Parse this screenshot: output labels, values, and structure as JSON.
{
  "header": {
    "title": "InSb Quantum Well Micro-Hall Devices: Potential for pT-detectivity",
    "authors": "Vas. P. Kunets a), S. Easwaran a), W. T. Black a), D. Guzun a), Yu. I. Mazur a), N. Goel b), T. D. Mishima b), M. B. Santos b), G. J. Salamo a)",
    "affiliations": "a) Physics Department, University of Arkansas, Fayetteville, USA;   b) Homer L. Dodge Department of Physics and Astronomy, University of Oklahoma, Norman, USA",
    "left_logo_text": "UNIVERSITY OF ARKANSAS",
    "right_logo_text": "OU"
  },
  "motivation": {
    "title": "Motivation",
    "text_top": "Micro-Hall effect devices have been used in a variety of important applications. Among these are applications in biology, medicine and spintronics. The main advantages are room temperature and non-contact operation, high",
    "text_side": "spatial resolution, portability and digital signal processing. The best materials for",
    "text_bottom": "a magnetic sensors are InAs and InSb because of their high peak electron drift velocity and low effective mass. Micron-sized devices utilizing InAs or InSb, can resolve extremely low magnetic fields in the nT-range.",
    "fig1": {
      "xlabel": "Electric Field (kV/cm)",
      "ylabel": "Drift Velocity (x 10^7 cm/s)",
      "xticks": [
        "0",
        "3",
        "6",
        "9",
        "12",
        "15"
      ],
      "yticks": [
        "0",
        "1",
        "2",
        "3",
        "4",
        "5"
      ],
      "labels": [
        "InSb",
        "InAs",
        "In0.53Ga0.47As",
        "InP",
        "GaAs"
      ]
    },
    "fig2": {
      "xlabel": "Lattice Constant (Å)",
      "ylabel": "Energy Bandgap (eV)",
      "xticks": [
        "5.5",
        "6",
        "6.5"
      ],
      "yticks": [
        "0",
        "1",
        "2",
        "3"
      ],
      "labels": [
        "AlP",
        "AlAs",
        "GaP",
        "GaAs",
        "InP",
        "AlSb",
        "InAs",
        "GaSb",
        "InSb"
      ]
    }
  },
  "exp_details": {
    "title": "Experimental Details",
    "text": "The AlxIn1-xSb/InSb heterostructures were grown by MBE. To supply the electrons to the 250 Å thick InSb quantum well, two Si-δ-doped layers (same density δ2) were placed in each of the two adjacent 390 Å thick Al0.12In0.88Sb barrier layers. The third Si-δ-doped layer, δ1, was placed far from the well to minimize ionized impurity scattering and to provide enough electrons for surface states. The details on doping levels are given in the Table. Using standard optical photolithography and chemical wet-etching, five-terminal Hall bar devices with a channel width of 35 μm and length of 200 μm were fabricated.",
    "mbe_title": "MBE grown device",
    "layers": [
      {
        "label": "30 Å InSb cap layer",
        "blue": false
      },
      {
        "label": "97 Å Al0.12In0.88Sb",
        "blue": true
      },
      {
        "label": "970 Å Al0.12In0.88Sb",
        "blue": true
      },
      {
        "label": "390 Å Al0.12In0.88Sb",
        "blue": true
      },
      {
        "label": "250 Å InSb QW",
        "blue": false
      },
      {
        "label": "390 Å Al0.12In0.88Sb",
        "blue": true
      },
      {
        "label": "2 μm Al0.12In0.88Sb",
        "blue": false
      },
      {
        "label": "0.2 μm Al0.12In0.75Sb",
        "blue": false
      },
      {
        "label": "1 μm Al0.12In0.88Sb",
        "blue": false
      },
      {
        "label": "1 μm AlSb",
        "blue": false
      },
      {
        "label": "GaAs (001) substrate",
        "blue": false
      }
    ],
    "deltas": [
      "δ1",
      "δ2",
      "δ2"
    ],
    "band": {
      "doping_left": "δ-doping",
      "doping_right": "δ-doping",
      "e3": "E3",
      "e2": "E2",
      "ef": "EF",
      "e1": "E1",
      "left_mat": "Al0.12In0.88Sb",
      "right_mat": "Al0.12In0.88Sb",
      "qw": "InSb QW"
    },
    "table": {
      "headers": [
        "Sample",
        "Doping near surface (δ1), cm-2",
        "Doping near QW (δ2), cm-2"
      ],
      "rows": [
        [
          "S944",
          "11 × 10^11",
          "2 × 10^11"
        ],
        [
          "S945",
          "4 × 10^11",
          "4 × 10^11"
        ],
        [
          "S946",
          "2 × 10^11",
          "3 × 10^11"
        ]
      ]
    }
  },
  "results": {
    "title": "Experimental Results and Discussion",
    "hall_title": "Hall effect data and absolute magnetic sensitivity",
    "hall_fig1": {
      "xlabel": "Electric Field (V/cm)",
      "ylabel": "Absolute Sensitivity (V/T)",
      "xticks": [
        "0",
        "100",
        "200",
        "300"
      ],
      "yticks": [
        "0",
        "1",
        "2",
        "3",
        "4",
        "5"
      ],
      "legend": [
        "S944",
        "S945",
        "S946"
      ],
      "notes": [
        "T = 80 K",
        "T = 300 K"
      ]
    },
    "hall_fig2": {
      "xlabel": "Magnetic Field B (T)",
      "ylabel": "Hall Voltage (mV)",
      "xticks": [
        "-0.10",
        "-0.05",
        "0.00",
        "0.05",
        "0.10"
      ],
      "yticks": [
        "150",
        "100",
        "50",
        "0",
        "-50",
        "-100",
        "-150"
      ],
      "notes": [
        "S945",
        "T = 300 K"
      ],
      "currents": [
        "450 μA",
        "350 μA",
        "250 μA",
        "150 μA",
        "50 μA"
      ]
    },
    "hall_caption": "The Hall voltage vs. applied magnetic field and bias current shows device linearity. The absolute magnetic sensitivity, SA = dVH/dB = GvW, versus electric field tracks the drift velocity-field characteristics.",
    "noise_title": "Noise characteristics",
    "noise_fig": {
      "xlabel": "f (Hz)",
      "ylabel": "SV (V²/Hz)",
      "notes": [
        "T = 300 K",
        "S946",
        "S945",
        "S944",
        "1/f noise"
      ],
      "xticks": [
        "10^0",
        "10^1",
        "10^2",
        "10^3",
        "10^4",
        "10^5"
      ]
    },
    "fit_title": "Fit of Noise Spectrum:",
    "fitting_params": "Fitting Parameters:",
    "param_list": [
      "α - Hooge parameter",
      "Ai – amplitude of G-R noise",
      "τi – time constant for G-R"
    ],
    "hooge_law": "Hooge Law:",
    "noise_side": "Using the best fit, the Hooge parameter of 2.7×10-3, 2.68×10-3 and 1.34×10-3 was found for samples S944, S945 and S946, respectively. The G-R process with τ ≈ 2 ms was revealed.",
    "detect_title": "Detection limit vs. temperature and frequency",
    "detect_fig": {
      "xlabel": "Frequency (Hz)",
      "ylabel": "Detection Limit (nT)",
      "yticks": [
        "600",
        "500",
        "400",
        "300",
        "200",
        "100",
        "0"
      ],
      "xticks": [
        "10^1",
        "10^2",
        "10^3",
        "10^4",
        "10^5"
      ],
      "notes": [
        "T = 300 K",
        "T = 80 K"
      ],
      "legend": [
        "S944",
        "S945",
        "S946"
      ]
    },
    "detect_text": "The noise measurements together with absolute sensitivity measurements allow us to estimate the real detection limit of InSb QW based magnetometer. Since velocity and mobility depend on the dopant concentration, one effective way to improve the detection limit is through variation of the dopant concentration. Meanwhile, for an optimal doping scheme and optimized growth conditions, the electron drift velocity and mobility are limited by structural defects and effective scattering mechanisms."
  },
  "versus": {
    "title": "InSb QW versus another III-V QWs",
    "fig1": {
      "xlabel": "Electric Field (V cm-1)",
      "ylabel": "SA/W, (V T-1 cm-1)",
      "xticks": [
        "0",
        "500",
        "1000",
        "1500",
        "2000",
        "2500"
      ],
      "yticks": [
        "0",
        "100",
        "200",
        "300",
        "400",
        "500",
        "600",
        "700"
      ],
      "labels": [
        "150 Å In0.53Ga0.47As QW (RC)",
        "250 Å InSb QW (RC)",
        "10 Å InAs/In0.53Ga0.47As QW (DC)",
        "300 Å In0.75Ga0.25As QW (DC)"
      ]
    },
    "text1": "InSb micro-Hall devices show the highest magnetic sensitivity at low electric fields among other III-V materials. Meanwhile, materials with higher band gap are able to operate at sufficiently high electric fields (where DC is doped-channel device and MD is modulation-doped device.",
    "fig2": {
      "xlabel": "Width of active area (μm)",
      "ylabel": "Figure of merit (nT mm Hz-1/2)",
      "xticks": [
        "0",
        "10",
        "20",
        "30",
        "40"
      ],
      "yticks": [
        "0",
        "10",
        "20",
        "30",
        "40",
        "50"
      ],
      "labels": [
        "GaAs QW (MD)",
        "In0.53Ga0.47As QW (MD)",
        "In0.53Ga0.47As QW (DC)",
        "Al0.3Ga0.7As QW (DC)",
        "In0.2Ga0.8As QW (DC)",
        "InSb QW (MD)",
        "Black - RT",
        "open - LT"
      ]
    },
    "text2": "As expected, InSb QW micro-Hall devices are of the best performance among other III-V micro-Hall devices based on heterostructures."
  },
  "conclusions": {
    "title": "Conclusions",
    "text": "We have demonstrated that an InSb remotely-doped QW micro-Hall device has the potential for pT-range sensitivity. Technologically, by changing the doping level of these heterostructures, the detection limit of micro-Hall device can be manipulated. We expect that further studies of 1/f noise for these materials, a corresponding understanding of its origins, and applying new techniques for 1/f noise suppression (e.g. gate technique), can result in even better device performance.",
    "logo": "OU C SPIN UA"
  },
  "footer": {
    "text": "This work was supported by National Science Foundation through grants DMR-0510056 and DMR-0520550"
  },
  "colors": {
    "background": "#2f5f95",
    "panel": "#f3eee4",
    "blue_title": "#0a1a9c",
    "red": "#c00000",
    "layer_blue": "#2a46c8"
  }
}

DIRECTIONS FOR THIS TASK:
Your task is to list each line of the records with the word "channel".

FULL RESPONSE:
    "text": "The AlxIn1-xSb/InSb heterostructures were grown by MBE. To supply the electrons to the 250 Å thick InSb quantum well, two Si-δ-doped layers (same density δ2) were placed in each of the two adjacent 390 Å thick Al0.12In0.88Sb barrier layers. The third Si-δ-doped layer, δ1, was placed far from the well to minimize ionized impurity scattering and to provide enough electrons for surface states. The details on doping levels are given in the Table. Using standard optical photolithography and chemical wet-etching, five-terminal Hall bar devices with a channel width of 35 μm and length of 200 μm were fabricated.",
    "text1": "InSb micro-Hall devices show the highest magnetic sensitivity at low electric fields among other III-V materials. Meanwhile, materials with higher band gap are able to operate at sufficiently high electric fields (where DC is doped-channel device and MD is modulation-doped device.",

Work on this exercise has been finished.